SET PROBLEM 1 -
Find every line in the records that contains the string "Taobao", and copy each of those lines.

READING TEXT -
Another Interesting Read: Infidel

I finished reading Infidel while down with the flu the last few days. The author is Ayaan Hirsi Ali, well-known and controversial in Europe for her advocacy on behalf of Islamic women immigrants.

You may recall the murder a couple of years ago of Dutch filmmaker Theo van Gogh by an outraged Muslim in the Netherlands that touched off a furor. He was targeted because he and Ali produced a film called "Submission", which criticized the oppression of women by a rigid interpretation of the Quran. She was forced into months of hiding under the protection of the Dutch government because of threats against her as well. Today she still lives under the protection of armed guards in Washington, DC where she works for the American Enterprise Institute.

Ali is a native of Somalia, but also lived in Kenya and Saudi Arabia before seeking asylum in the Netherlands from an arranged marriage. She became a Dutch citizen, a graduate of the University of Leiden, and was elected to Parliament.

This is the fascinating story of her intellectual journey from a traditional Muslim childhood to an "infidel" who rejects Islam in favor of Western values. She grew up in a strict Muslim family where she was subjected to female circumcision (which she says is part of tribal culture rather than a tenet of Islam), survived brutal beatings, lived her adolescence as a devout follower of the fundamentalist Muslim Brotherhood, and experienced civil war and turmoil in several unstable countries in Africa.

SET PROBLEM 2 -
Repeat the part of the book review between "Another Interesting Read: Infidel" and "American Enterprise Institute.", inclusive, substituting "a bad cold" for "the flu".

ENTRIES SUPPLIED -
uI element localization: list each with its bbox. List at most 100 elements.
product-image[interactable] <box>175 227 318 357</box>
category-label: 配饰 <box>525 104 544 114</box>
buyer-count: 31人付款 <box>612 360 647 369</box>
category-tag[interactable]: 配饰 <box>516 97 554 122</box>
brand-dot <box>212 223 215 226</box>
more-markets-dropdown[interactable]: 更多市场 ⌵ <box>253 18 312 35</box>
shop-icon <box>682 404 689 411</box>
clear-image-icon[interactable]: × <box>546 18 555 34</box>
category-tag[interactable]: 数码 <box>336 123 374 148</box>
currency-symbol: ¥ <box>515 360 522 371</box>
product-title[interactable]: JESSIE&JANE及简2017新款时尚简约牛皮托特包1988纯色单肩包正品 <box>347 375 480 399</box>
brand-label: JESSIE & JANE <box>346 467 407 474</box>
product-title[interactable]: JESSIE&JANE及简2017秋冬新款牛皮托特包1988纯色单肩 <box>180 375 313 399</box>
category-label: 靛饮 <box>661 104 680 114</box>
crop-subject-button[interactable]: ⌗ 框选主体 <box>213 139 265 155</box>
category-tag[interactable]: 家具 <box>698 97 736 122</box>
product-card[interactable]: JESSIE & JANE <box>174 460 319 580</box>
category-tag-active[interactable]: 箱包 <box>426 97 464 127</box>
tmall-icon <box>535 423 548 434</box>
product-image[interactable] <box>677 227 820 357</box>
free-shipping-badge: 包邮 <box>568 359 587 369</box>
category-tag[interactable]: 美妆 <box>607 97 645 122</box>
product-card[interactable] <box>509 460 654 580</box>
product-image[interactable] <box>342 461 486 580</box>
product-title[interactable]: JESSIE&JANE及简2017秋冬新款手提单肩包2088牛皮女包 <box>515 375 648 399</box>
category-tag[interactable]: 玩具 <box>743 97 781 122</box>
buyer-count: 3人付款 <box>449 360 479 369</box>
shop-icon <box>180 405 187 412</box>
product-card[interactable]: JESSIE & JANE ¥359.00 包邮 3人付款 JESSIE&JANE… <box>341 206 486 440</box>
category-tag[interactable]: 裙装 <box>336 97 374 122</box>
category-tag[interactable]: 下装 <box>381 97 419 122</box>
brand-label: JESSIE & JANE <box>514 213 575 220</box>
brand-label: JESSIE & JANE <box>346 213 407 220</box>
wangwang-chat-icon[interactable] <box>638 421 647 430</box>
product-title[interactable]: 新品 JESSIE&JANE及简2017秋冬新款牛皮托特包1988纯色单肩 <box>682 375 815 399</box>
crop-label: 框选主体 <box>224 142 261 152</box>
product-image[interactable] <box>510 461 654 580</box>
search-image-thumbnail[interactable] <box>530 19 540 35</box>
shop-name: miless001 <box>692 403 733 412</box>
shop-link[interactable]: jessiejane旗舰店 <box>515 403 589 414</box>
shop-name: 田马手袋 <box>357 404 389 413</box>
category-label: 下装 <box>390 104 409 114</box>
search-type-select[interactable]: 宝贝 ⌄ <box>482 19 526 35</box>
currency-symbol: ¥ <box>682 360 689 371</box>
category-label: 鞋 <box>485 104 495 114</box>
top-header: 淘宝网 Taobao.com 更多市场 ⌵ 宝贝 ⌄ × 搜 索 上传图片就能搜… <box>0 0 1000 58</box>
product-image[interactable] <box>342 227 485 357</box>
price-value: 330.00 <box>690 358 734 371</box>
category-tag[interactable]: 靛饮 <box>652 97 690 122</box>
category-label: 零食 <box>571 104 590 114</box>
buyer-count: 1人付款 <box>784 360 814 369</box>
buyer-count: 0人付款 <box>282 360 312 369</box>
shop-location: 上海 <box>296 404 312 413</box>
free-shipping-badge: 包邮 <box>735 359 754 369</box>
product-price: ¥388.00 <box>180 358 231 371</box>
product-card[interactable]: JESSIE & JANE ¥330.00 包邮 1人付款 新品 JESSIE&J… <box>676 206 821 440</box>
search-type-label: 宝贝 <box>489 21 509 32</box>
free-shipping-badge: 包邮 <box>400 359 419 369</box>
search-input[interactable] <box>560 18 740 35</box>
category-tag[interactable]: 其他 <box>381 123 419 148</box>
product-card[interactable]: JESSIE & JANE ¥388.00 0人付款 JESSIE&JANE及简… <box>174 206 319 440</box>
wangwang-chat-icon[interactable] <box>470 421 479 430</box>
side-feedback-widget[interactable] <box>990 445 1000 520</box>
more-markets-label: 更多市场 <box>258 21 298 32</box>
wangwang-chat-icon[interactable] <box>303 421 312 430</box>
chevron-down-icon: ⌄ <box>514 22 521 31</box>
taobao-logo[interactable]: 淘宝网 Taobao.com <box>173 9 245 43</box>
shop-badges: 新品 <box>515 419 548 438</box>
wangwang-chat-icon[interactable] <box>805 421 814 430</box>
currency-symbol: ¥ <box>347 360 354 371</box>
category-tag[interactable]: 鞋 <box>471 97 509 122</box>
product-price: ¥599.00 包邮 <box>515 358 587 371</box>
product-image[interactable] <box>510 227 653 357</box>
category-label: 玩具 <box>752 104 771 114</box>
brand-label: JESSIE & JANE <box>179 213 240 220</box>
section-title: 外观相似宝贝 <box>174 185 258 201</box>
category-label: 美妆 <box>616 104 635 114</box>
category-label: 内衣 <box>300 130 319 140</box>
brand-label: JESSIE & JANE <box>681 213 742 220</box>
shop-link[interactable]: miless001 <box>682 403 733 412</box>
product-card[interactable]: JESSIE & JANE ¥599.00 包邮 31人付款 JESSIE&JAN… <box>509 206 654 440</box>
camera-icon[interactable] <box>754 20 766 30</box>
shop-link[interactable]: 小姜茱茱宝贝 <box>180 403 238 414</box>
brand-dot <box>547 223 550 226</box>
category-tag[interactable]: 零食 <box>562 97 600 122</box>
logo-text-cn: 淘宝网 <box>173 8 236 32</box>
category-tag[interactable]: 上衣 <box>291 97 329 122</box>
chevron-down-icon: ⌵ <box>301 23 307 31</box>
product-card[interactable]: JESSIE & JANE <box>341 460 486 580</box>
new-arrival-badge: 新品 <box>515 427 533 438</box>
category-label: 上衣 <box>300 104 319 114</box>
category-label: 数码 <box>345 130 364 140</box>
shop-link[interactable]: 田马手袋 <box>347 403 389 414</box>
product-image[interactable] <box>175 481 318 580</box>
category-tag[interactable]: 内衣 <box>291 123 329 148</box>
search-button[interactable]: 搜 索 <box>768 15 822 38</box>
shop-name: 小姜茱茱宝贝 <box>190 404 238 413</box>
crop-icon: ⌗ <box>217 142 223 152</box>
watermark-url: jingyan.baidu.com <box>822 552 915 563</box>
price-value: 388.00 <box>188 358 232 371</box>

PROBLEM SOLUTION 1 -
top-header: 淘宝网 Taobao.com 更多市场 ⌵ 宝贝 ⌄ × 搜 索 上传图片就能搜… <box>0 0 1000 58</box>
taobao-logo[interactable]: 淘宝网 Taobao.com <box>173 9 245 43</box>

PROBLEM SOLUTION 2 -
Another Interesting Read: Infidel

I finished reading Infidel while down with a bad cold the last few days. The author is Ayaan Hirsi Ali, well-known and controversial in Europe for her advocacy on behalf of Islamic women immigrants.

You may recall the murder a couple of years ago of Dutch filmmaker Theo van Gogh by an outraged Muslim in the Netherlands that touched off a furor. He was targeted because he and Ali produced a film called "Submission", which criticized the oppression of women by a rigid interpretation of the Quran. She was forced into months of hiding under the protection of the Dutch government because of threats against her as well. Today she still lives under the protection of armed guards in Washington, DC where she works for the American Enterprise Institute.